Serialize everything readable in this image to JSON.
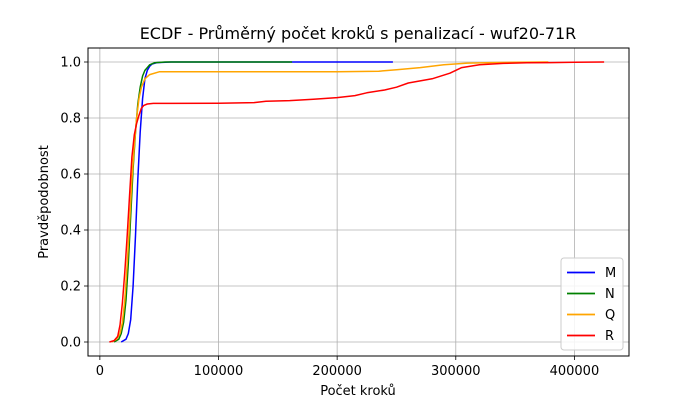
{
  "chart_data": {
    "type": "line",
    "title": "ECDF - Průměrný počet kroků s penalizací - wuf20-71R",
    "xlabel": "Počet kroků",
    "ylabel": "Pravděpodobnost",
    "xlim": [
      -10000,
      446000
    ],
    "ylim": [
      -0.05,
      1.05
    ],
    "xticks": [
      0,
      100000,
      200000,
      300000,
      400000
    ],
    "yticks": [
      0.0,
      0.2,
      0.4,
      0.6,
      0.8,
      1.0
    ],
    "xtick_labels": [
      "0",
      "100000",
      "200000",
      "300000",
      "400000"
    ],
    "ytick_labels": [
      "0.0",
      "0.2",
      "0.4",
      "0.6",
      "0.8",
      "1.0"
    ],
    "grid": true,
    "legend_position": "lower-right",
    "series": [
      {
        "name": "M",
        "color": "#0000ff",
        "x": [
          18000,
          22000,
          24000,
          26000,
          28000,
          30000,
          32000,
          34000,
          36000,
          38000,
          40000,
          42000,
          44000,
          48000,
          60000,
          100000,
          160000,
          247000
        ],
        "y": [
          0.0,
          0.01,
          0.03,
          0.08,
          0.2,
          0.38,
          0.58,
          0.75,
          0.87,
          0.94,
          0.97,
          0.985,
          0.993,
          0.998,
          1.0,
          1.0,
          1.0,
          1.0
        ]
      },
      {
        "name": "N",
        "color": "#008000",
        "x": [
          12000,
          16000,
          18000,
          20000,
          22000,
          24000,
          26000,
          28000,
          30000,
          32000,
          34000,
          36000,
          38000,
          40000,
          42000,
          46000,
          55000,
          100000,
          162000
        ],
        "y": [
          0.0,
          0.01,
          0.03,
          0.07,
          0.15,
          0.28,
          0.45,
          0.62,
          0.75,
          0.85,
          0.91,
          0.95,
          0.97,
          0.98,
          0.99,
          0.997,
          1.0,
          1.0,
          1.0
        ]
      },
      {
        "name": "Q",
        "color": "#ffa500",
        "x": [
          10000,
          14000,
          17000,
          19000,
          21000,
          23000,
          25000,
          27000,
          29000,
          31000,
          33000,
          35000,
          38000,
          42000,
          50000,
          100000,
          200000,
          235000,
          250000,
          270000,
          290000,
          310000,
          330000,
          350000,
          378000
        ],
        "y": [
          0.0,
          0.01,
          0.03,
          0.07,
          0.15,
          0.28,
          0.42,
          0.58,
          0.7,
          0.8,
          0.87,
          0.91,
          0.94,
          0.955,
          0.965,
          0.965,
          0.965,
          0.967,
          0.972,
          0.98,
          0.99,
          0.996,
          0.998,
          0.999,
          1.0
        ]
      },
      {
        "name": "R",
        "color": "#ff0000",
        "x": [
          8000,
          12000,
          15000,
          17000,
          19000,
          21000,
          23000,
          25000,
          27000,
          29000,
          31000,
          33000,
          35000,
          37000,
          40000,
          45000,
          60000,
          100000,
          130000,
          140000,
          160000,
          180000,
          200000,
          215000,
          225000,
          240000,
          250000,
          260000,
          280000,
          295000,
          305000,
          320000,
          340000,
          360000,
          380000,
          400000,
          425000
        ],
        "y": [
          0.0,
          0.005,
          0.02,
          0.06,
          0.14,
          0.25,
          0.38,
          0.52,
          0.66,
          0.74,
          0.78,
          0.81,
          0.835,
          0.845,
          0.85,
          0.852,
          0.852,
          0.853,
          0.855,
          0.86,
          0.862,
          0.867,
          0.873,
          0.88,
          0.89,
          0.9,
          0.91,
          0.925,
          0.94,
          0.96,
          0.98,
          0.99,
          0.995,
          0.997,
          0.998,
          0.999,
          1.0
        ]
      }
    ]
  }
}
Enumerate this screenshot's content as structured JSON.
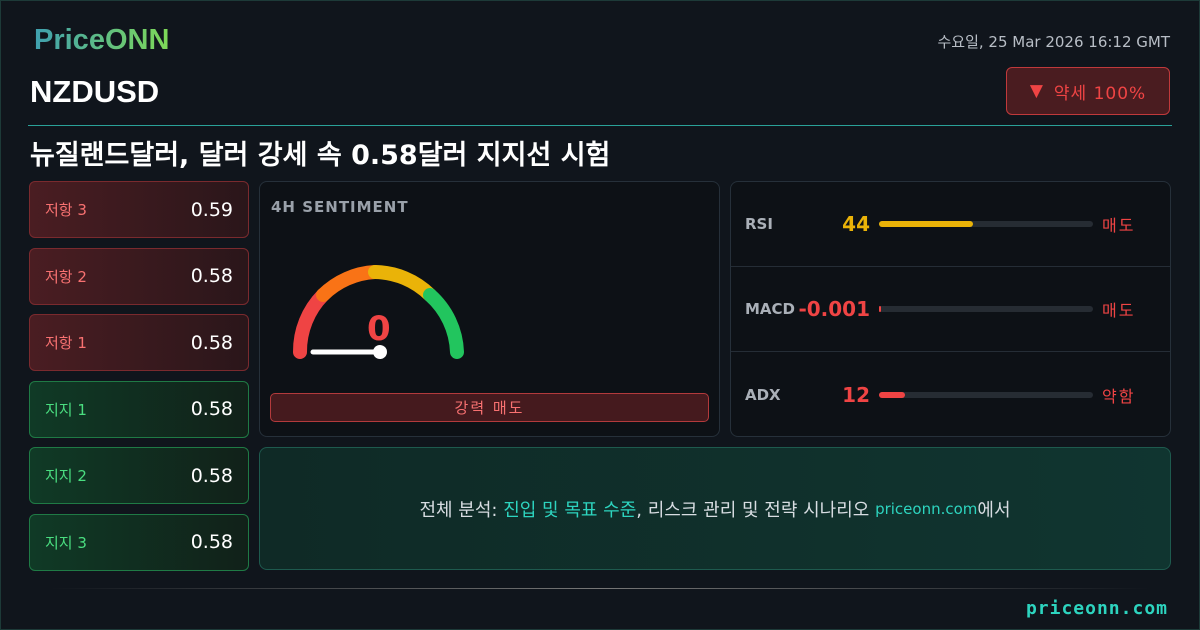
{
  "brand": {
    "logo": "PriceONN",
    "footer_url": "priceonn.com"
  },
  "header": {
    "datetime": "수요일, 25 Mar 2026 16:12 GMT",
    "symbol": "NZDUSD",
    "title": "뉴질랜드달러, 달러 강세 속 0.58달러 지지선 시험",
    "badge": {
      "icon": "triangle-down-icon",
      "label": "약세 100%",
      "color": "#ef4444"
    }
  },
  "levels": [
    {
      "label": "저항 3",
      "value": "0.59",
      "type": "resistance"
    },
    {
      "label": "저항 2",
      "value": "0.58",
      "type": "resistance"
    },
    {
      "label": "저항 1",
      "value": "0.58",
      "type": "resistance"
    },
    {
      "label": "지지 1",
      "value": "0.58",
      "type": "support"
    },
    {
      "label": "지지 2",
      "value": "0.58",
      "type": "support"
    },
    {
      "label": "지지 3",
      "value": "0.58",
      "type": "support"
    }
  ],
  "sentiment": {
    "title": "4H SENTIMENT",
    "value": "0",
    "value_num": 0,
    "label": "강력 매도"
  },
  "indicators": [
    {
      "name": "RSI",
      "value": "44",
      "fill_percent": 44,
      "color": "#eab308",
      "signal": "매도"
    },
    {
      "name": "MACD",
      "value": "-0.001",
      "fill_percent": 0,
      "color": "#ef4444",
      "signal": "매도"
    },
    {
      "name": "ADX",
      "value": "12",
      "fill_percent": 12,
      "color": "#ef4444",
      "signal": "약함"
    }
  ],
  "cta": {
    "prefix": "전체 분석: ",
    "highlight": "진입 및 목표 수준",
    "middle": ", 리스크 관리 및 전략 시나리오 ",
    "site": "priceonn.com",
    "suffix": "에서"
  }
}
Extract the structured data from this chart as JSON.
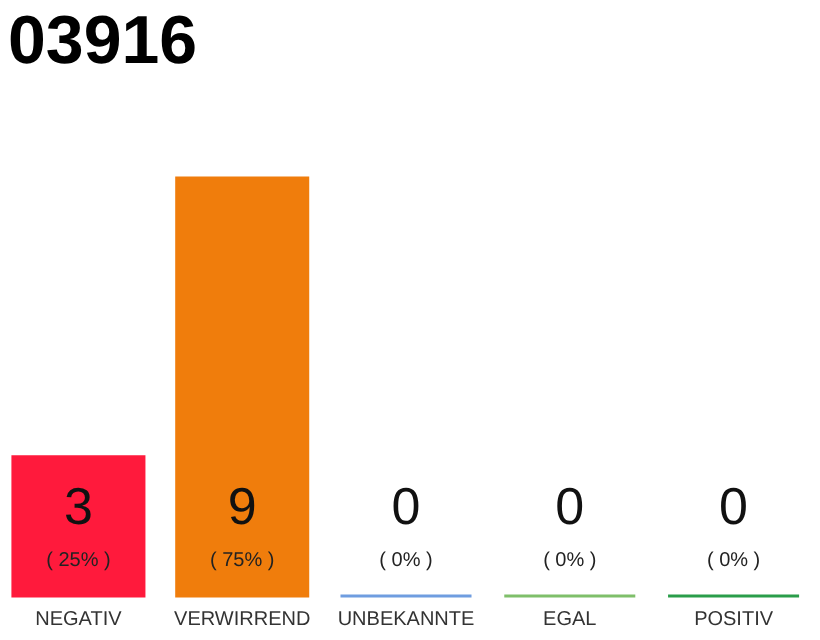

■ What is expected
Which lines hold the word "title"? Copy all of them.

■ Finished answer
    "title": "ECDF - Průměrný počet kroků s penalizací - wuf20-71R",
    "title": "뉴질랜드달러, 달러 강세 속 0.58달러 지지선 시험",
    "title": "4H SENTIMENT",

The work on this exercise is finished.